■ Challenge ■
Retype all of the data exactly as given.

* BEGIN Items *

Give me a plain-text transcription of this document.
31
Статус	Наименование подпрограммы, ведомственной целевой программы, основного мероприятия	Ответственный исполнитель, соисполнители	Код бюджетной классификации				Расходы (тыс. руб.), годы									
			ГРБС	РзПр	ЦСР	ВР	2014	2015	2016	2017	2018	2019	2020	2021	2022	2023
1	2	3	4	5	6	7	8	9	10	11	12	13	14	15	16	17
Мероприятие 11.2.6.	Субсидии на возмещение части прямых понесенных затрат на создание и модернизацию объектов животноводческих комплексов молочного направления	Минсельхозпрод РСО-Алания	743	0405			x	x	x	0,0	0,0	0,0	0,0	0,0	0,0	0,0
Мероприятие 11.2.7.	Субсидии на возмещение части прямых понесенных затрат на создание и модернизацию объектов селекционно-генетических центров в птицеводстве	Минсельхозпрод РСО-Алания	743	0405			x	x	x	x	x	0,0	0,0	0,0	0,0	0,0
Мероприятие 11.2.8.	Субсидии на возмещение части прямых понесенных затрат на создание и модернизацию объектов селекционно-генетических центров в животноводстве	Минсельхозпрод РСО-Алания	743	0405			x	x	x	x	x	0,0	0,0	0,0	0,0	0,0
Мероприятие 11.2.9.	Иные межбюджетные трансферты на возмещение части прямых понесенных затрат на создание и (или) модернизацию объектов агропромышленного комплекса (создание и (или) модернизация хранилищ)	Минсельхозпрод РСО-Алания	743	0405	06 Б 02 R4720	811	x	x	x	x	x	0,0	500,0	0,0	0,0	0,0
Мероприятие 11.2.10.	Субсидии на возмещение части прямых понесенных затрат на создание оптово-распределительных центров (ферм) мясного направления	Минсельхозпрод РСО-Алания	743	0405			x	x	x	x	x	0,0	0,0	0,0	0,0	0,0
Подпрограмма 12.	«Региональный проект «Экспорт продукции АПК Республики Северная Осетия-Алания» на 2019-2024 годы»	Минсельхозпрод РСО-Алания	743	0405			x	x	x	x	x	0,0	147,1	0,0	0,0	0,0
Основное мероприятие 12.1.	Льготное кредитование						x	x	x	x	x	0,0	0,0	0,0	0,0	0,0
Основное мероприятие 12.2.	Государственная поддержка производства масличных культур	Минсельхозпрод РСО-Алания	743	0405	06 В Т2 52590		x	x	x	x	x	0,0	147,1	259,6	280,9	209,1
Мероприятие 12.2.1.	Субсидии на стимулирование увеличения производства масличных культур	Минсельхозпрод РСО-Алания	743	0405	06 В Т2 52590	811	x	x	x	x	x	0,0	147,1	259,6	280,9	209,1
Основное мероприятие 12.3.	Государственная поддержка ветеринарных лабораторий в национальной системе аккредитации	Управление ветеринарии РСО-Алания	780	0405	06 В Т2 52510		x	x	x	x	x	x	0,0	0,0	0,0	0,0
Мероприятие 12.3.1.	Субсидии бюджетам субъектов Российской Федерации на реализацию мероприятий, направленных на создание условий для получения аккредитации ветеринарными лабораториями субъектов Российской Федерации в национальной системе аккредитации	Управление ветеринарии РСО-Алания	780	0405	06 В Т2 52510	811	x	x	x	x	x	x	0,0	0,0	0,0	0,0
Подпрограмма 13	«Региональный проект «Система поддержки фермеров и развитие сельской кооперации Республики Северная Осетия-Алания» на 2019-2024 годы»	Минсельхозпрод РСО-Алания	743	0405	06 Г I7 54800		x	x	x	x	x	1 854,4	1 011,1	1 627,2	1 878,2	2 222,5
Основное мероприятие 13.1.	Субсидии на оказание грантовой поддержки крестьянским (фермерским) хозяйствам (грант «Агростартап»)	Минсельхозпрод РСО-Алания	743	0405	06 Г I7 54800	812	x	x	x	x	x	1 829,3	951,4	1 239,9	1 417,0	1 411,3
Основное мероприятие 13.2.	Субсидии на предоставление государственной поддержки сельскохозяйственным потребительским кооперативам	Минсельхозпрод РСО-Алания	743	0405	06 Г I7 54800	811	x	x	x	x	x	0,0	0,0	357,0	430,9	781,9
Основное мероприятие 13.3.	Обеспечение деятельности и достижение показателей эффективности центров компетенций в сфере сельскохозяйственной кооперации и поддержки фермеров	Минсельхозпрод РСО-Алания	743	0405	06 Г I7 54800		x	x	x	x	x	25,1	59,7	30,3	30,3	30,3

* END Items *

■ Answer to the problem ■
Give me a plain-text transcription of this document.
31
Статус	Наименование подпрограммы, ведомственной целевой программы, основного мероприятия	Ответственный исполнитель, соисполнители	Код бюджетной классификации				Расходы (тыс. руб.), годы									
			ГРБС	РзПр	ЦСР	ВР	2014	2015	2016	2017	2018	2019	2020	2021	2022	2023
1	2	3	4	5	6	7	8	9	10	11	12	13	14	15	16	17
Мероприятие 11.2.6.	Субсидии на возмещение части прямых понесенных затрат на создание и модернизацию объектов животноводческих комплексов молочного направления	Минсельхозпрод РСО-Алания	743	0405			x	x	x	0,0	0,0	0,0	0,0	0,0	0,0	0,0
Мероприятие 11.2.7.	Субсидии на возмещение части прямых понесенных затрат на создание и модернизацию объектов селекционно-генетических центров в птицеводстве	Минсельхозпрод РСО-Алания	743	0405			x	x	x	x	x	0,0	0,0	0,0	0,0	0,0
Мероприятие 11.2.8.	Субсидии на возмещение части прямых понесенных затрат на создание и модернизацию объектов селекционно-генетических центров в животноводстве	Минсельхозпрод РСО-Алания	743	0405			x	x	x	x	x	0,0	0,0	0,0	0,0	0,0
Мероприятие 11.2.9.	Иные межбюджетные трансферты на возмещение части прямых понесенных затрат на создание и (или) модернизацию объектов агропромышленного комплекса (создание и (или) модернизация хранилищ)	Минсельхозпрод РСО-Алания	743	0405	06 Б 02 R4720	811	x	x	x	x	x	0,0	500,0	0,0	0,0	0,0
Мероприятие 11.2.10.	Субсидии на возмещение части прямых понесенных затрат на создание оптово-распределительных центров (ферм) мясного направления	Минсельхозпрод РСО-Алания	743	0405			x	x	x	x	x	0,0	0,0	0,0	0,0	0,0
Подпрограмма 12.	«Региональный проект «Экспорт продукции АПК Республики Северная Осетия-Алания» на 2019-2024 годы»	Минсельхозпрод РСО-Алания	743	0405			x	x	x	x	x	0,0	147,1	0,0	0,0	0,0
Основное мероприятие 12.1.	Льготное кредитование						x	x	x	x	x	0,0	0,0	0,0	0,0	0,0
Основное мероприятие 12.2.	Государственная поддержка производства масличных культур	Минсельхозпрод РСО-Алания	743	0405	06 В Т2 52590		x	x	x	x	x	0,0	147,1	259,6	280,9	209,1
Мероприятие 12.2.1.	Субсидии на стимулирование увеличения производства масличных культур	Минсельхозпрод РСО-Алания	743	0405	06 В Т2 52590	811	x	x	x	x	x	0,0	147,1	259,6	280,9	209,1
Основное мероприятие 12.3.	Государственная поддержка ветеринарных лабораторий в национальной системе аккредитации	Управление ветеринарии РСО-Алания	780	0405	06 В Т2 52510		x	x	x	x	x	x	0,0	0,0	0,0	0,0
Мероприятие 12.3.1.	Субсидии бюджетам субъектов Российской Федерации на реализацию мероприятий, направленных на создание условий для получения аккредитации ветеринарными лабораториями субъектов Российской Федерации в национальной системе аккредитации	Управление ветеринарии РСО-Алания	780	0405	06 В Т2 52510	811	x	x	x	x	x	x	0,0	0,0	0,0	0,0
Подпрограмма 13	«Региональный проект «Система поддержки фермеров и развитие сельской кооперации Республики Северная Осетия-Алания» на 2019-2024 годы»	Минсельхозпрод РСО-Алания	743	0405	06 Г I7 54800		x	x	x	x	x	1 854,4	1 011,1	1 627,2	1 878,2	2 222,5
Основное мероприятие 13.1.	Субсидии на оказание грантовой поддержки крестьянским (фермерским) хозяйствам (грант «Агростартап»)	Минсельхозпрод РСО-Алания	743	0405	06 Г I7 54800	812	x	x	x	x	x	1 829,3	951,4	1 239,9	1 417,0	1 411,3
Основное мероприятие 13.2.	Субсидии на предоставление государственной поддержки сельскохозяйственным потребительским кооперативам	Минсельхозпрод РСО-Алания	743	0405	06 Г I7 54800	811	x	x	x	x	x	0,0	0,0	357,0	430,9	781,9
Основное мероприятие 13.3.	Обеспечение деятельности и достижение показателей эффективности центров компетенций в сфере сельскохозяйственной кооперации и поддержки фермеров	Минсельхозпрод РСО-Алания	743	0405	06 Г I7 54800		x	x	x	x	x	25,1	59,7	30,3	30,3	30,3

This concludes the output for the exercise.